# PROMPT
For each line in the data below that holds "zilela", return a copy.

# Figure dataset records
____________

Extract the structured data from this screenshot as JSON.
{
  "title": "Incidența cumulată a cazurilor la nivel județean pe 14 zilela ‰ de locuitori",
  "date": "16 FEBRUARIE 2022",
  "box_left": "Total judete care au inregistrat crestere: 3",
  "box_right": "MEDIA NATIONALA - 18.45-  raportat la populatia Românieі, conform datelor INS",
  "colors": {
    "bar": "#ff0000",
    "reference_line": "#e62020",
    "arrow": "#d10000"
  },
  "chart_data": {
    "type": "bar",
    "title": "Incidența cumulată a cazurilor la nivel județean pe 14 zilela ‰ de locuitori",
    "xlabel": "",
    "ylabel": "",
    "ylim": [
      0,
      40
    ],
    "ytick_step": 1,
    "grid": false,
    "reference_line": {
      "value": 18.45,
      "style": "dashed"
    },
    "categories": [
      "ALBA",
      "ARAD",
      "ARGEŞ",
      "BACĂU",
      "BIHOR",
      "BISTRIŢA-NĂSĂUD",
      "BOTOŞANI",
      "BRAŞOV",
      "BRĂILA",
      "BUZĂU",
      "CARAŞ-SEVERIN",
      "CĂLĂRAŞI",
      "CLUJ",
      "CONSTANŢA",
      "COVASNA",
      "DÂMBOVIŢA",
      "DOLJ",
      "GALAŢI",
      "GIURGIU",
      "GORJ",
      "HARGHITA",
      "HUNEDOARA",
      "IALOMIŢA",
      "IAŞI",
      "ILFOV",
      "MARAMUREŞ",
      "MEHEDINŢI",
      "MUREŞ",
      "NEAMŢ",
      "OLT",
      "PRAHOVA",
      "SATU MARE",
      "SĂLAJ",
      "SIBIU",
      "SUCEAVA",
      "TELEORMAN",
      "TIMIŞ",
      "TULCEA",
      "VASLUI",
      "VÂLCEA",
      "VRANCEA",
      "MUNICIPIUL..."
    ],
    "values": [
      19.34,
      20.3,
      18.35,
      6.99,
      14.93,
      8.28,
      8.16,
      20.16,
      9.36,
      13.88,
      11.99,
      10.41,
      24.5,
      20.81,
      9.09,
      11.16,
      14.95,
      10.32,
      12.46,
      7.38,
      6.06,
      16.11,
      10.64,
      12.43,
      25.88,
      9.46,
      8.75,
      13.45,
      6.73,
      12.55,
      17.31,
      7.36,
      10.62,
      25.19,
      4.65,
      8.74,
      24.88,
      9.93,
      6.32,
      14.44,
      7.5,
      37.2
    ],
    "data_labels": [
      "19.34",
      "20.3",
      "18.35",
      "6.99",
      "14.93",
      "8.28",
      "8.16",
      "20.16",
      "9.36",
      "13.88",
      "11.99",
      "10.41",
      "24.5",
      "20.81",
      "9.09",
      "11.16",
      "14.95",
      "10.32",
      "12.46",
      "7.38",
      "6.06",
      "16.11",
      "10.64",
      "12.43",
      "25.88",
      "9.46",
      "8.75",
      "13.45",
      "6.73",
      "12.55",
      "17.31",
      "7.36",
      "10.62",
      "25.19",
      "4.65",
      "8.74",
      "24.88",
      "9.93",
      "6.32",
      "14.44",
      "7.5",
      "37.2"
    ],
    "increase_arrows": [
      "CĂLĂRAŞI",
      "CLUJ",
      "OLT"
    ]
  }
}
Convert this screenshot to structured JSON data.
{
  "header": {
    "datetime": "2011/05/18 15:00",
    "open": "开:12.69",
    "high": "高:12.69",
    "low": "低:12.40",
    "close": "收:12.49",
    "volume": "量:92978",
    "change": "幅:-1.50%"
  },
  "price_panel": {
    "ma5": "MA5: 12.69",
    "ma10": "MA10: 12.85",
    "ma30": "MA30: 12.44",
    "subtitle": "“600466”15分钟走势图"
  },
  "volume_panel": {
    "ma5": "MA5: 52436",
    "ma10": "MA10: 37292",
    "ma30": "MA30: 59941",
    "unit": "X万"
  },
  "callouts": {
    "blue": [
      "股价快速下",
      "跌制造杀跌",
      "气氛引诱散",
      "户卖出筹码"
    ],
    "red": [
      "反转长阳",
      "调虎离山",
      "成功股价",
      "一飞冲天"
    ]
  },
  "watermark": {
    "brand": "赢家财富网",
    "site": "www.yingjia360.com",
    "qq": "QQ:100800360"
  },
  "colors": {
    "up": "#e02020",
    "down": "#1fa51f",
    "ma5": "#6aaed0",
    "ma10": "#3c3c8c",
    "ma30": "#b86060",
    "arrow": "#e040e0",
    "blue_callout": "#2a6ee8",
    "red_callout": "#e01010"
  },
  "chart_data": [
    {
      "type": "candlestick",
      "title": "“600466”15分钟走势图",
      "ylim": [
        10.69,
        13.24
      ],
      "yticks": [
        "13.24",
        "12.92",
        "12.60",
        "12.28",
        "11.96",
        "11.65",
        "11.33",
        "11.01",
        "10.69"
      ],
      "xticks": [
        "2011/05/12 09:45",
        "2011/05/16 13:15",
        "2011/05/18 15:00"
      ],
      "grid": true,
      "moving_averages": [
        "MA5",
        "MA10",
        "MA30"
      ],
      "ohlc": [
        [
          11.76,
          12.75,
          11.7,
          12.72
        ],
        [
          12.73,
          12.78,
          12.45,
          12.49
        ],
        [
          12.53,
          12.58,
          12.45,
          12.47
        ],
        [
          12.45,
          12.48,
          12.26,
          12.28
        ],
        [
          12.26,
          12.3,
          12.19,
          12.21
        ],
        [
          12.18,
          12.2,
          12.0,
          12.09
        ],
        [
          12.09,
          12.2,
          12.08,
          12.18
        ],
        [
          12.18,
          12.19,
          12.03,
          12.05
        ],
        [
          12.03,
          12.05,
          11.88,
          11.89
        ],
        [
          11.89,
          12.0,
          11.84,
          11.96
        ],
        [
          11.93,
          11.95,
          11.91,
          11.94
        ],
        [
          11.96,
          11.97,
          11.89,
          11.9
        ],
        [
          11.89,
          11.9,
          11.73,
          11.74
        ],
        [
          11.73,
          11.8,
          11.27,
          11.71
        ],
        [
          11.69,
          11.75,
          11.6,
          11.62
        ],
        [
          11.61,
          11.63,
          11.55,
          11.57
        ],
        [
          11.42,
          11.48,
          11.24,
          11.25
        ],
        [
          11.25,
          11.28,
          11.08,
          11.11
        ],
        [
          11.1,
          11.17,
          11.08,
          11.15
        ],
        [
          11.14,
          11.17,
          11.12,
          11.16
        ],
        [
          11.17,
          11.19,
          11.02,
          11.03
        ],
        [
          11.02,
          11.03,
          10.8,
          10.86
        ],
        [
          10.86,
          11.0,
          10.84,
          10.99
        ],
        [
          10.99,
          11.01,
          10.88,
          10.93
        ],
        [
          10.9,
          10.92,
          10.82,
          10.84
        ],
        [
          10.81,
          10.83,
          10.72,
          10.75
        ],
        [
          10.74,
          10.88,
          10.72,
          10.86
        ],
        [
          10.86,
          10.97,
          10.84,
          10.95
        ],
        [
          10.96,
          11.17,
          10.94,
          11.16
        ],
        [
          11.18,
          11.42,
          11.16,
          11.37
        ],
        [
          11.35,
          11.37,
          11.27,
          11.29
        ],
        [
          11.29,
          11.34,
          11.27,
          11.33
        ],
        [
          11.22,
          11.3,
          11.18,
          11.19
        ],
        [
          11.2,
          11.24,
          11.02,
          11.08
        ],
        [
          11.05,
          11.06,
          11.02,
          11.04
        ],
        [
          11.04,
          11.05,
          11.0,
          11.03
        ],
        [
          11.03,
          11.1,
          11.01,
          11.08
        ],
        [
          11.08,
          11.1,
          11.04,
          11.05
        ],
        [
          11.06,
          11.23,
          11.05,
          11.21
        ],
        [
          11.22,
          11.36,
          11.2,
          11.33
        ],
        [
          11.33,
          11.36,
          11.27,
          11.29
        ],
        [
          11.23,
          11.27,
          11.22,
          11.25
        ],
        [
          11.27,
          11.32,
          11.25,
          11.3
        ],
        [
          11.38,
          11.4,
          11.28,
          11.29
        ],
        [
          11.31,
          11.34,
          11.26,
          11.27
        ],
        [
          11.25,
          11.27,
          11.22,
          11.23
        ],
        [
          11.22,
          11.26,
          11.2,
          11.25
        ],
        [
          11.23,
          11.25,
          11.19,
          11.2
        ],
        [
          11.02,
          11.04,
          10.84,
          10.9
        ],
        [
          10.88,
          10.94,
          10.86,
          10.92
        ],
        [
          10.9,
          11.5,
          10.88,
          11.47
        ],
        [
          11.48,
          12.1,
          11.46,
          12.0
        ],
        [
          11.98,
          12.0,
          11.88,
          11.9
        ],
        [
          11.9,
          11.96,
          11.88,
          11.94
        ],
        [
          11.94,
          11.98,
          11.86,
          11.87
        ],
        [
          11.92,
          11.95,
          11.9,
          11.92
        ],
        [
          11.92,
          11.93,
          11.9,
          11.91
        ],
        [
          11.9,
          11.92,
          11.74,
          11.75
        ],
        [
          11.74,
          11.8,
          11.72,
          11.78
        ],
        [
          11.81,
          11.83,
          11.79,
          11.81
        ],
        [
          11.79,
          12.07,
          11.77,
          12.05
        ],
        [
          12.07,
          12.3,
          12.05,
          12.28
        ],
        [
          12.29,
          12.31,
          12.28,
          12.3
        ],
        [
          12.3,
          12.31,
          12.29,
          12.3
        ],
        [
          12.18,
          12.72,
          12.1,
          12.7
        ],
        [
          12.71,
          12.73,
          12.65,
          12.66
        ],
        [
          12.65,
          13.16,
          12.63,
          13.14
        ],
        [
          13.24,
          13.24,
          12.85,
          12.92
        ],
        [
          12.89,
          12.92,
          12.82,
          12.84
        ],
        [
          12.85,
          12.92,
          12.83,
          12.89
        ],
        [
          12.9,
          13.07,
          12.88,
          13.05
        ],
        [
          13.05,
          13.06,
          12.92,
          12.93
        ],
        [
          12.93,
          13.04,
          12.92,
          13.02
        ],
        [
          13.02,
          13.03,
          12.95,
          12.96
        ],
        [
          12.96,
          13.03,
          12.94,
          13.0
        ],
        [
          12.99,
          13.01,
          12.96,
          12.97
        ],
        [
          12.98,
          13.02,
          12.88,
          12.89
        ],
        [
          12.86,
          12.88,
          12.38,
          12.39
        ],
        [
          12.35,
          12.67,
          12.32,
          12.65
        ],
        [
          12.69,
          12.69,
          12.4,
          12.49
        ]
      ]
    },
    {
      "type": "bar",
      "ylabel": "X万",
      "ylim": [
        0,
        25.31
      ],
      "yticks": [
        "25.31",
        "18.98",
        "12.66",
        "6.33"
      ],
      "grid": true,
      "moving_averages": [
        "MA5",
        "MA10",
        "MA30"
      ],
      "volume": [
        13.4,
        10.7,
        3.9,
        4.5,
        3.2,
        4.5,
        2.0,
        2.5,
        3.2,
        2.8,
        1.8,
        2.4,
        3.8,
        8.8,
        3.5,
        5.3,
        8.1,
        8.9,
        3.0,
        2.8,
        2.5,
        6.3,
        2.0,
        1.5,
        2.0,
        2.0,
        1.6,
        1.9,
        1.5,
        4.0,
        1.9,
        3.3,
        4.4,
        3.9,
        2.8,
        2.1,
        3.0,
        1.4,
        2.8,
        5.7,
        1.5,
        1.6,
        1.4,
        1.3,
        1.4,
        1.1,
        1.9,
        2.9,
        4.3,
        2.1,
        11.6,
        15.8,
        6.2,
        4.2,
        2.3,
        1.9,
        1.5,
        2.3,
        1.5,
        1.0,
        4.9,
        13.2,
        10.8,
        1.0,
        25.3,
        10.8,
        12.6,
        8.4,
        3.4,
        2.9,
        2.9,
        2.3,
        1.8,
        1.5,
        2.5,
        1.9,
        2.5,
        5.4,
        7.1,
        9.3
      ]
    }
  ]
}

____________

# WRITTEN ANSWER
  "title": "Incidența cumulată a cazurilor la nivel județean pe 14 zilela ‰ de locuitori",
    "title": "Incidența cumulată a cazurilor la nivel județean pe 14 zilela ‰ de locuitori",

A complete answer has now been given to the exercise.